TASK PROMPT: Extract every entry word for word. Skip the pictures.

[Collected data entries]
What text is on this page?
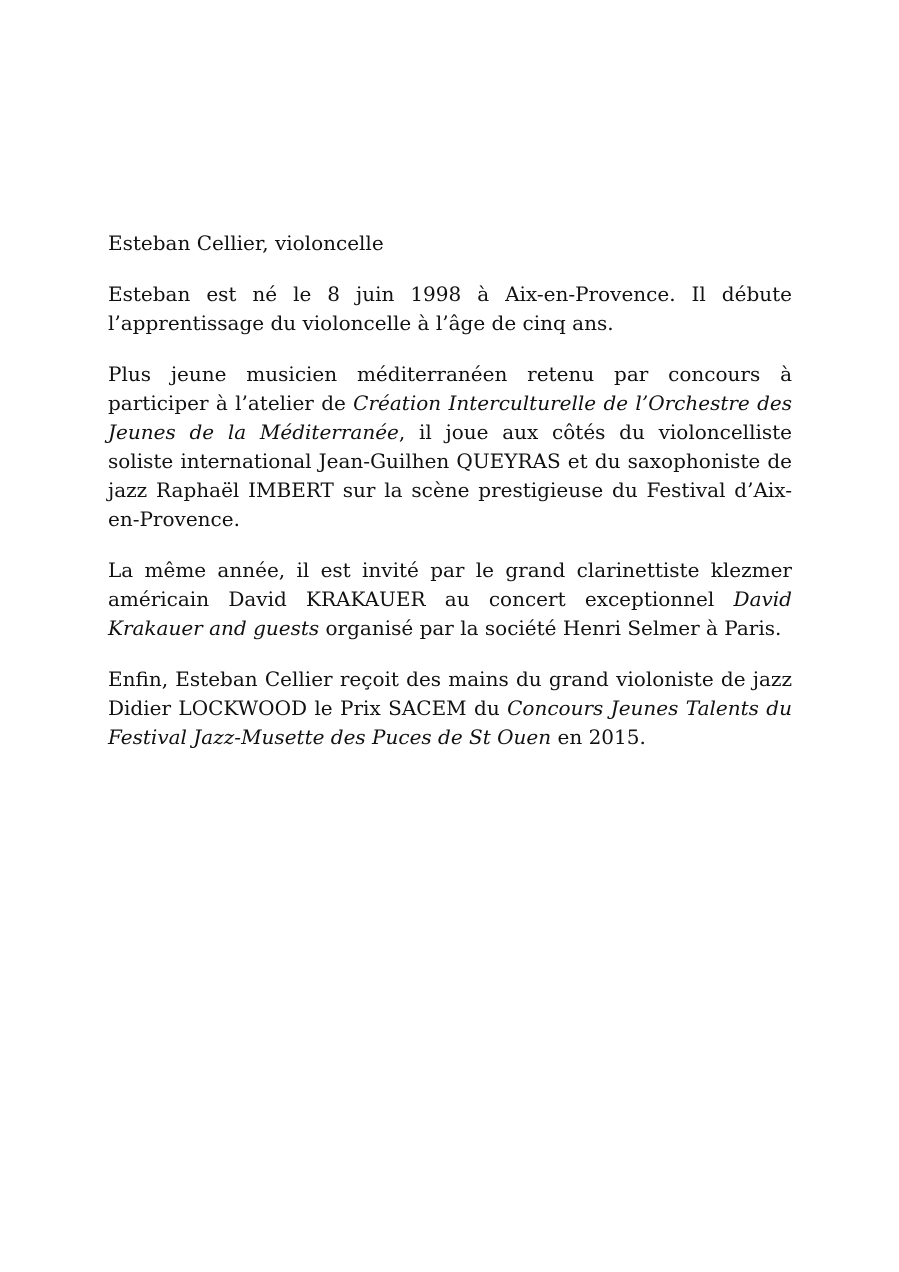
Esteban Cellier, violoncelle

Esteban est né le 8 juin 1998 à Aix-en-Provence. Il débute l’apprentissage du violoncelle à l’âge de cinq ans.

Plus jeune musicien méditerranéen retenu par concours à participer à l’atelier de Création Interculturelle de l’Orchestre des Jeunes de la Méditerranée, il joue aux côtés du violoncelliste soliste international Jean-Guilhen QUEYRAS et du saxophoniste de jazz Raphaël IMBERT sur la scène prestigieuse du Festival d’Aix-en-Provence.

La même année, il est invité par le grand clarinettiste klezmer américain David KRAKAUER au concert exceptionnel David Krakauer and guests organisé par la société Henri Selmer à Paris.

Enfin, Esteban Cellier reçoit des mains du grand violoniste de jazz Didier LOCKWOOD le Prix SACEM du Concours Jeunes Talents du Festival Jazz-Musette des Puces de St Ouen en 2015.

RESPONSE BELOW:
What text is on this page?
Esteban Cellier, violoncelle

Esteban est né le 8 juin 1998 à Aix-en-Provence. Il débute l’apprentissage du violoncelle à l’âge de cinq ans.

Plus jeune musicien méditerranéen retenu par concours à participer à l’atelier de Création Interculturelle de l’Orchestre des Jeunes de la Méditerranée, il joue aux côtés du violoncelliste soliste international Jean-Guilhen QUEYRAS et du saxophoniste de jazz Raphaël IMBERT sur la scène prestigieuse du Festival d’Aix-en-Provence.

La même année, il est invité par le grand clarinettiste klezmer américain David KRAKAUER au concert exceptionnel David Krakauer and guests organisé par la société Henri Selmer à Paris.

Enfin, Esteban Cellier reçoit des mains du grand violoniste de jazz Didier LOCKWOOD le Prix SACEM du Concours Jeunes Talents du Festival Jazz-Musette des Puces de St Ouen en 2015.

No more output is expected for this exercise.